WHAT YOU ARE ASKED TO DO: Collect from the data below each line with "type".

SUPPLIED RECORDS:
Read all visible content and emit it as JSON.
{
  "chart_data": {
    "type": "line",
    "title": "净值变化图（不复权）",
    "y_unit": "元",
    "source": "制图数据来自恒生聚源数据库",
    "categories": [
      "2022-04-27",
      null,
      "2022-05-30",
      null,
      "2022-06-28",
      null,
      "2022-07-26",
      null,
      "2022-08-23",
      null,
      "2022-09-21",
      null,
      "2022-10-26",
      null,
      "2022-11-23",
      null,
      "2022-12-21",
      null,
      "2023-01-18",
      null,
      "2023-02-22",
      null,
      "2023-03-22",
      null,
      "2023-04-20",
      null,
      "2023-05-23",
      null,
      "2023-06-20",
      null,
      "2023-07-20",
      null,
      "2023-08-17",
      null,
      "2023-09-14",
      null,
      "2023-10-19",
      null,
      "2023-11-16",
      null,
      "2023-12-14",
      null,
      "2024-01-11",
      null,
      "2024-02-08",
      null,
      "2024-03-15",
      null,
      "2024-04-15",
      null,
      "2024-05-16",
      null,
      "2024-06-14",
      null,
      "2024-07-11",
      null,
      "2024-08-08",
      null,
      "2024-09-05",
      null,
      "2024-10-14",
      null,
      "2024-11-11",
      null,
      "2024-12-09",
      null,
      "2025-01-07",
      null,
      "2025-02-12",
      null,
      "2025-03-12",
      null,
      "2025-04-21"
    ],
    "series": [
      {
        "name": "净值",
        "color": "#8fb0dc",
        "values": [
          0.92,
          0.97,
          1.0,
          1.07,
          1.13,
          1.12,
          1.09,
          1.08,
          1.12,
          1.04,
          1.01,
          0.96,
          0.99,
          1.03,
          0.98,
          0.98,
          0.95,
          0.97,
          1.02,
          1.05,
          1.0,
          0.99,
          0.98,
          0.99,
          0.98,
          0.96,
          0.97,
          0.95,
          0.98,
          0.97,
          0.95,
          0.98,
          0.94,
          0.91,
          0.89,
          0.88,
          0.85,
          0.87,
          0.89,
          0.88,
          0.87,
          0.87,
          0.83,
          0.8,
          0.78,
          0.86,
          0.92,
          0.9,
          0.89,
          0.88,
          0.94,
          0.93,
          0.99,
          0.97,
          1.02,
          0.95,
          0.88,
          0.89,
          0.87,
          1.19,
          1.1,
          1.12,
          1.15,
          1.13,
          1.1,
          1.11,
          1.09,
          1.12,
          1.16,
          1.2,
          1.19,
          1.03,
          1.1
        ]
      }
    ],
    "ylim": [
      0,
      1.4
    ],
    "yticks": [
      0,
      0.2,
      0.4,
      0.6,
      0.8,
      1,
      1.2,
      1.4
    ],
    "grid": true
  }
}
---
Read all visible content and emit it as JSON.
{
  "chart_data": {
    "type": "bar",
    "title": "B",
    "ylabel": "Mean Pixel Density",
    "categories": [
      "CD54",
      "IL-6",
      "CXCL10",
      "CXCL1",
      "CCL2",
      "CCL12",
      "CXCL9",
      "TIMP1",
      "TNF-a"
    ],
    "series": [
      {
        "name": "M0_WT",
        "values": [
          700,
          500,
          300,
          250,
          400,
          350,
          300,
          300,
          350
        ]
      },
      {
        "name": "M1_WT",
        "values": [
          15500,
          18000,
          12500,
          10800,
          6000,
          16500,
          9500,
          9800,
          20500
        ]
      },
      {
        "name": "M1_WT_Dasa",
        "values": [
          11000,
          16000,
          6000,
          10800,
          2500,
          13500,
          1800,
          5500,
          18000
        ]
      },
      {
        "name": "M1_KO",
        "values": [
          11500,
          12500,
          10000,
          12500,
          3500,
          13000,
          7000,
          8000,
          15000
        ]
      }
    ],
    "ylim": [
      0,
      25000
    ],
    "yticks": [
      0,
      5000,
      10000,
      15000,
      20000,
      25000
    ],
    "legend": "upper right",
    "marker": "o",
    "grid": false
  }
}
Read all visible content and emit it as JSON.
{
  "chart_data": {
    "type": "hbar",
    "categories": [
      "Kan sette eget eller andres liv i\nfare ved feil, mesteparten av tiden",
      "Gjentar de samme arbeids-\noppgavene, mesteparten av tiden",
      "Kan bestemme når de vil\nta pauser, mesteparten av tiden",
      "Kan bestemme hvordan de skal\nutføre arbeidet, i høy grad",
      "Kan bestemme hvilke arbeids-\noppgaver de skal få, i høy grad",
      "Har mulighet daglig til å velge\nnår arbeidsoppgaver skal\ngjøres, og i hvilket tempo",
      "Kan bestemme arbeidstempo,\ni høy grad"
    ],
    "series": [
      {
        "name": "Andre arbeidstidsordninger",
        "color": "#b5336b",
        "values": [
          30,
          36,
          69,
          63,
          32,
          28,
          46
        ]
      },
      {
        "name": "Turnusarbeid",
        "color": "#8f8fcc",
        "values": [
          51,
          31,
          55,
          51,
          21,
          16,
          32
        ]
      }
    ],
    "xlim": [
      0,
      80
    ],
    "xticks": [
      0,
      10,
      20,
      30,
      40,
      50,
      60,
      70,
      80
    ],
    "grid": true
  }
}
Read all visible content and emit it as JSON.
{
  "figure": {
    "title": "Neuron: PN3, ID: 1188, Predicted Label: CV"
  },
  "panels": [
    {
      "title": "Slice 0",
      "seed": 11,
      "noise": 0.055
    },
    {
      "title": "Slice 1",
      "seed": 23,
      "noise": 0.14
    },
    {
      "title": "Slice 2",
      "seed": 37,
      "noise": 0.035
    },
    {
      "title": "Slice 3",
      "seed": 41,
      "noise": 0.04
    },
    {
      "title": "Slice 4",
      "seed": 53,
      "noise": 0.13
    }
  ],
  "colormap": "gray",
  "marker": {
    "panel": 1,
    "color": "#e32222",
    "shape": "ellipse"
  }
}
==
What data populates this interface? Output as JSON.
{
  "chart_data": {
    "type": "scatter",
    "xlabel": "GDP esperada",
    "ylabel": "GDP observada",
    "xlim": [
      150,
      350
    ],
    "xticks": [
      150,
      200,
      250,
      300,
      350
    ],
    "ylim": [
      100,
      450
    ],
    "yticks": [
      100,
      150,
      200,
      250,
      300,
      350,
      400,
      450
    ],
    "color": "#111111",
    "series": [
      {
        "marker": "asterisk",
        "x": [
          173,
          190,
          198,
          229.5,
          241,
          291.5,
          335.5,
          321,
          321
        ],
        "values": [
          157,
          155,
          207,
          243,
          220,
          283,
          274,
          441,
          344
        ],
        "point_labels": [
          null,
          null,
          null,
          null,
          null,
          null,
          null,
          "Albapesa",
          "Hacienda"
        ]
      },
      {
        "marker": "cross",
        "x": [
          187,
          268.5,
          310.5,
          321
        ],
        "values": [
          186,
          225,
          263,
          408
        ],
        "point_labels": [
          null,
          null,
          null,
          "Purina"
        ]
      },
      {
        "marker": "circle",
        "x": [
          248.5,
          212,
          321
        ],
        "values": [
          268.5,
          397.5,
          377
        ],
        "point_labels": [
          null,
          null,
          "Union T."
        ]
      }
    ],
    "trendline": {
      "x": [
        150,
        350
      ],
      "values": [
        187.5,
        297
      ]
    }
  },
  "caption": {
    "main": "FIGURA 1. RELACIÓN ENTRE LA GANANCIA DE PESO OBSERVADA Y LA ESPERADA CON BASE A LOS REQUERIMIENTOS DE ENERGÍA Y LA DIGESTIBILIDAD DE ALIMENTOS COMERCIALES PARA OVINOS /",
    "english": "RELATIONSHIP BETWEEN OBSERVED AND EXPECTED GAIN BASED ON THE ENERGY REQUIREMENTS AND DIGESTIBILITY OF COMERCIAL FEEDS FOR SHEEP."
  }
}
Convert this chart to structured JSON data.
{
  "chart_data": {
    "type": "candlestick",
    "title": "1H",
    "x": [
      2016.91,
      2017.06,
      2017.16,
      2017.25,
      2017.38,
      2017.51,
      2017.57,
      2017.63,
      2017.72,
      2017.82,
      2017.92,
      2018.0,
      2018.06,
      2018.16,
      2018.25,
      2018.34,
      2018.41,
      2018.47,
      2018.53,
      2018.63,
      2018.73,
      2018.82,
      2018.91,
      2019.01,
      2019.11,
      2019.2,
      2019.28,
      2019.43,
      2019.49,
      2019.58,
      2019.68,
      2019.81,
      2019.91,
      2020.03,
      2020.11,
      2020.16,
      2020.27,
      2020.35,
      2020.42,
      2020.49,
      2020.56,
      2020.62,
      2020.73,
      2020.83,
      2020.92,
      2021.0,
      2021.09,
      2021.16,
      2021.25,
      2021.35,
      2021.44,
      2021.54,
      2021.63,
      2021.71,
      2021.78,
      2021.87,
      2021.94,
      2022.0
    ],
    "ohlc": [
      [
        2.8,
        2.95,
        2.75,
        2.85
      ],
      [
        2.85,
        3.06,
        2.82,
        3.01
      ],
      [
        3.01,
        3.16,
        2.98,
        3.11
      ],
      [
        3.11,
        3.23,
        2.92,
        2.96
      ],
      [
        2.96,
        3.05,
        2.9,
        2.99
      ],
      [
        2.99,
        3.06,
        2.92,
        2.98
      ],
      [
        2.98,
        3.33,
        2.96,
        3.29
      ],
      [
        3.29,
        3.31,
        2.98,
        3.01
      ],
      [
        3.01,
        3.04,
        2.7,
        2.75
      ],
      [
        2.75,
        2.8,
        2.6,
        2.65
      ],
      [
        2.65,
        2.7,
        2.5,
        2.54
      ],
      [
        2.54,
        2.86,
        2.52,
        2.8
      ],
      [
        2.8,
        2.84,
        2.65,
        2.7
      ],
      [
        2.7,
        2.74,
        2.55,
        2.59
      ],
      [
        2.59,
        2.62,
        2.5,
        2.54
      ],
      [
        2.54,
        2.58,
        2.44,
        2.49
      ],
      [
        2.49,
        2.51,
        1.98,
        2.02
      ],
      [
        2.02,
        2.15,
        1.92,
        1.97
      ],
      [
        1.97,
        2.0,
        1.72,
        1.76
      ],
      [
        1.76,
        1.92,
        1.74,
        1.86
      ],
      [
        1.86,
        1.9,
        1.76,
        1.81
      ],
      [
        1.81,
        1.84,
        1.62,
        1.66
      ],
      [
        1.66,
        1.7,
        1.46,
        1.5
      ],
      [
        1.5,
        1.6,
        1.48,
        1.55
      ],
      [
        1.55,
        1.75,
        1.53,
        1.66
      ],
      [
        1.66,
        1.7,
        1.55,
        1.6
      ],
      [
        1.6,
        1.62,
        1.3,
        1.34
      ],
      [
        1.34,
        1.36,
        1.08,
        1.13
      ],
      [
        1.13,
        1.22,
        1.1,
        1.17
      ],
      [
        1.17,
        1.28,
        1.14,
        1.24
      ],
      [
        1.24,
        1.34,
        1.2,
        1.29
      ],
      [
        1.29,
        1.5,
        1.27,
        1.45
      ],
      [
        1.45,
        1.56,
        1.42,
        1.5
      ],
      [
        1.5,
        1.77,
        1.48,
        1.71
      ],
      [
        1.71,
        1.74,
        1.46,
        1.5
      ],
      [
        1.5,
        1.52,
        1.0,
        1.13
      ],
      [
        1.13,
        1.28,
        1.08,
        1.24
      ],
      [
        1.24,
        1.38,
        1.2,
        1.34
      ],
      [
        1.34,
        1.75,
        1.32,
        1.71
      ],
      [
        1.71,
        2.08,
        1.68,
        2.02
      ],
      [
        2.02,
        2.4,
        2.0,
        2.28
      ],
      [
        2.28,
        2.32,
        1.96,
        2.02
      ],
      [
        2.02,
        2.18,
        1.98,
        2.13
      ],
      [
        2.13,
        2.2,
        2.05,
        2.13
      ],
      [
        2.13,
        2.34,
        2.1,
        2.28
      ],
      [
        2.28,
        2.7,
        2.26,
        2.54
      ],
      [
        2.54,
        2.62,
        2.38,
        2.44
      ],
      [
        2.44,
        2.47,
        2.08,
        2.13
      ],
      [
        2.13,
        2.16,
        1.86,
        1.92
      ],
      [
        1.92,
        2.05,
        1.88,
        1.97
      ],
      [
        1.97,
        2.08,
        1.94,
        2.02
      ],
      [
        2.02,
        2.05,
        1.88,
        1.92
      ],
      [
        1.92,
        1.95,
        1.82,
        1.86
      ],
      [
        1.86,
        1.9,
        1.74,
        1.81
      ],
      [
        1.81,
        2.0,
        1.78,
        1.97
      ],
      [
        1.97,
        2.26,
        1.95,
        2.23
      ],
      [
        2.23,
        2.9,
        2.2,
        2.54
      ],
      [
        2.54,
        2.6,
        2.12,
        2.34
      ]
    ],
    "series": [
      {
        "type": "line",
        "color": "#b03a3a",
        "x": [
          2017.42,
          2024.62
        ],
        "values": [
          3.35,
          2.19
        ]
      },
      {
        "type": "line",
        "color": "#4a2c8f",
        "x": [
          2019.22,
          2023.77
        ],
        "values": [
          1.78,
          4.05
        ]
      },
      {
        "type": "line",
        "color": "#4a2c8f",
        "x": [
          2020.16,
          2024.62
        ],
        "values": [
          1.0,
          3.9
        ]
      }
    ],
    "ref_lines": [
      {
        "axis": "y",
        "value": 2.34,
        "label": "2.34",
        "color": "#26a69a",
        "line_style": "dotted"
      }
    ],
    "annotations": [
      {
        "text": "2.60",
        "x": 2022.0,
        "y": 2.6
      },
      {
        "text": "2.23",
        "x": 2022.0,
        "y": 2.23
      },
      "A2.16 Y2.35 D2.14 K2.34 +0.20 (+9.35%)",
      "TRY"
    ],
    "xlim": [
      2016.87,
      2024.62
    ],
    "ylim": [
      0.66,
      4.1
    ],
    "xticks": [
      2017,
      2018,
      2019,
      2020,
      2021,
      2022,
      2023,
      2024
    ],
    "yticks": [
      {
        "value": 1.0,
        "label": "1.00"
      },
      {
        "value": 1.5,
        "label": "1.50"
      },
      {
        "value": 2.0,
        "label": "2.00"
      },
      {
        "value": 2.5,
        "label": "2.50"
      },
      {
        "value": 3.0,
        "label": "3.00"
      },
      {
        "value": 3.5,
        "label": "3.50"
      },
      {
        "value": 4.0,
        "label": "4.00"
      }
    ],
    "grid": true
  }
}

EXERCISE ANSWER:
    "type": "line",
    "type": "bar",
    "type": "hbar",
    "type": "scatter",
    "type": "candlestick",
        "type": "line",
        "type": "line",
        "type": "line",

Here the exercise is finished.